%%

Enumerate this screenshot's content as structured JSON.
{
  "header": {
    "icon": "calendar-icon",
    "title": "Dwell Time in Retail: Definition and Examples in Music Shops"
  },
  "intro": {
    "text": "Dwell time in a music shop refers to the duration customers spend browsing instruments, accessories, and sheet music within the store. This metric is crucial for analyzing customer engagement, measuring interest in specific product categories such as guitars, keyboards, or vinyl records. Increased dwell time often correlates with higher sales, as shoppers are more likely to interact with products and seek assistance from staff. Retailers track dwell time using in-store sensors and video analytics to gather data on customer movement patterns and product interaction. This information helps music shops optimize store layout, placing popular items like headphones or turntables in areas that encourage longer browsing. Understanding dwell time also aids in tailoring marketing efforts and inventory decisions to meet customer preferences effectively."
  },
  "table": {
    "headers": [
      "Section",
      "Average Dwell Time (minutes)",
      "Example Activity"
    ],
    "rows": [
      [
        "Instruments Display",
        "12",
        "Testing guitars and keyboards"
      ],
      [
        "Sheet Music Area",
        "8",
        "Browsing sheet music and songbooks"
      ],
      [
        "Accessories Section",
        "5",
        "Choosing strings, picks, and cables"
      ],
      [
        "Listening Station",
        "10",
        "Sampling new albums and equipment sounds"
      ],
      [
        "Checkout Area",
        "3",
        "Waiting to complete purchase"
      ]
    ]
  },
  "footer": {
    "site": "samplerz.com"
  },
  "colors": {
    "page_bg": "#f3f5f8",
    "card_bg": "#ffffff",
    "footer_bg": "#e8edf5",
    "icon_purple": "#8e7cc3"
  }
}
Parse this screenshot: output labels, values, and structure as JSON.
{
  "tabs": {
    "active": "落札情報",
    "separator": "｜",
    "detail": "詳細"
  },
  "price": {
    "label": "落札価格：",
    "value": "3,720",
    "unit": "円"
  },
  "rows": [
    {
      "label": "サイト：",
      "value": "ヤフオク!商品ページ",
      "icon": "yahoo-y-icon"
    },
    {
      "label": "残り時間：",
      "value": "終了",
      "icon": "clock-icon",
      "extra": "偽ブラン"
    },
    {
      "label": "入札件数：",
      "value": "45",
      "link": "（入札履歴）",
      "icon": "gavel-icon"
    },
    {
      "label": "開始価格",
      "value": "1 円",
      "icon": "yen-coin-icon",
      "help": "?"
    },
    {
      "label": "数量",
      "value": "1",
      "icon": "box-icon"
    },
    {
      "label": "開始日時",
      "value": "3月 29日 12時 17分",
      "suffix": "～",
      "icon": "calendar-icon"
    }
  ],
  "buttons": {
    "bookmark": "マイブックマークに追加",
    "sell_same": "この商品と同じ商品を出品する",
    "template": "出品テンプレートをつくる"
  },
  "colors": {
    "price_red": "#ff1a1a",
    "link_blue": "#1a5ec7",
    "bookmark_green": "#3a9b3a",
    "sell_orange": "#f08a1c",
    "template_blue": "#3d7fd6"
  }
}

%%

[Set task]: Write the lines out verbatim, from the one with "Parse this screenshot: output" through the last line of the entries, and stop there.

[Task solution]:
Parse this screenshot: output labels, values, and structure as JSON.
{
  "tabs": {
    "active": "落札情報",
    "separator": "｜",
    "detail": "詳細"
  },
  "price": {
    "label": "落札価格：",
    "value": "3,720",
    "unit": "円"
  },
  "rows": [
    {
      "label": "サイト：",
      "value": "ヤフオク!商品ページ",
      "icon": "yahoo-y-icon"
    },
    {
      "label": "残り時間：",
      "value": "終了",
      "icon": "clock-icon",
      "extra": "偽ブラン"
    },
    {
      "label": "入札件数：",
      "value": "45",
      "link": "（入札履歴）",
      "icon": "gavel-icon"
    },
    {
      "label": "開始価格",
      "value": "1 円",
      "icon": "yen-coin-icon",
      "help": "?"
    },
    {
      "label": "数量",
      "value": "1",
      "icon": "box-icon"
    },
    {
      "label": "開始日時",
      "value": "3月 29日 12時 17分",
      "suffix": "～",
      "icon": "calendar-icon"
    }
  ],
  "buttons": {
    "bookmark": "マイブックマークに追加",
    "sell_same": "この商品と同じ商品を出品する",
    "template": "出品テンプレートをつくる"
  },
  "colors": {
    "price_red": "#ff1a1a",
    "link_blue": "#1a5ec7",
    "bookmark_green": "#3a9b3a",
    "sell_orange": "#f08a1c",
    "template_blue": "#3d7fd6"
  }
}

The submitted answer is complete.